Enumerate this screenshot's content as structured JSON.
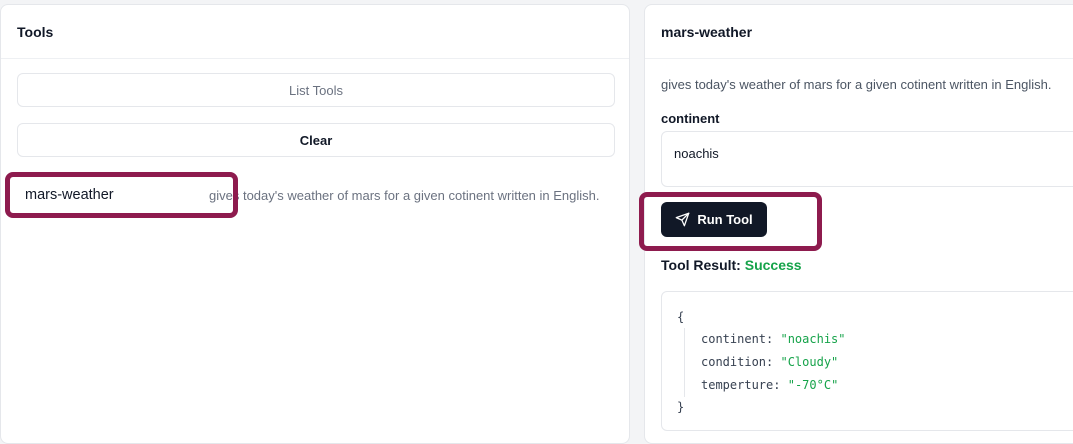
{
  "left": {
    "title": "Tools",
    "list_button": "List Tools",
    "clear_button": "Clear",
    "tools": [
      {
        "name": "mars-weather",
        "description": "gives today's weather of mars for a given cotinent written in English."
      }
    ]
  },
  "right": {
    "title": "mars-weather",
    "description": "gives today's weather of mars for a given cotinent written in English.",
    "field_label": "continent",
    "field_value": "noachis",
    "run_button": "Run Tool",
    "run_icon": "send-icon",
    "result_label": "Tool Result:",
    "result_status": "Success",
    "result_open": "{",
    "result_close": "}",
    "result": [
      {
        "key": "continent:",
        "value": "\"noachis\""
      },
      {
        "key": "condition:",
        "value": "\"Cloudy\""
      },
      {
        "key": "temperture:",
        "value": "\"-70°C\""
      }
    ]
  },
  "colors": {
    "highlight": "#8e1b4e",
    "success": "#16a34a",
    "button_dark": "#111827"
  }
}
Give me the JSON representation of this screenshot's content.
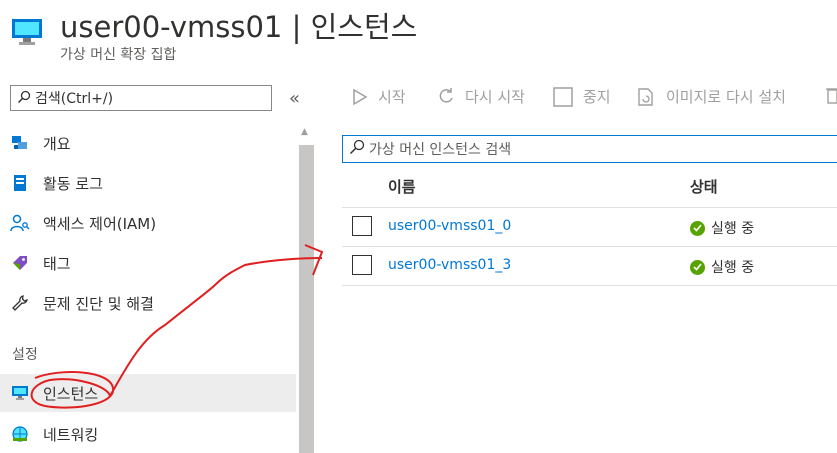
{
  "header": {
    "title": "user00-vmss01 | 인스턴스",
    "subtitle": "가상 머신 확장 집합"
  },
  "sidebar": {
    "search_placeholder": "검색(Ctrl+/)",
    "collapse_glyph": "«",
    "items": [
      {
        "label": "개요",
        "icon": "overview-icon"
      },
      {
        "label": "활동 로그",
        "icon": "activity-log-icon"
      },
      {
        "label": "액세스 제어(IAM)",
        "icon": "iam-icon"
      },
      {
        "label": "태그",
        "icon": "tag-icon"
      },
      {
        "label": "문제 진단 및 해결",
        "icon": "wrench-icon"
      }
    ],
    "section_label": "설정",
    "settings_items": [
      {
        "label": "인스턴스",
        "icon": "instances-icon",
        "active": true
      },
      {
        "label": "네트워킹",
        "icon": "networking-icon"
      }
    ]
  },
  "toolbar": {
    "start": "시작",
    "restart": "다시 시작",
    "stop": "중지",
    "reimage": "이미지로 다시 설치"
  },
  "instances": {
    "search_placeholder": "가상 머신 인스턴스 검색",
    "columns": [
      "이름",
      "상태"
    ],
    "rows": [
      {
        "name": "user00-vmss01_0",
        "status": "실행 중"
      },
      {
        "name": "user00-vmss01_3",
        "status": "실행 중"
      }
    ]
  },
  "colors": {
    "link": "#0078d4",
    "running": "#57a300",
    "annotation": "#e02020"
  }
}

■ PROBLEM DESCRIPTION: Identify the lines in the records above that contain the word "content", then state how many there are and nothing more.

■ FINISHED TASK: 2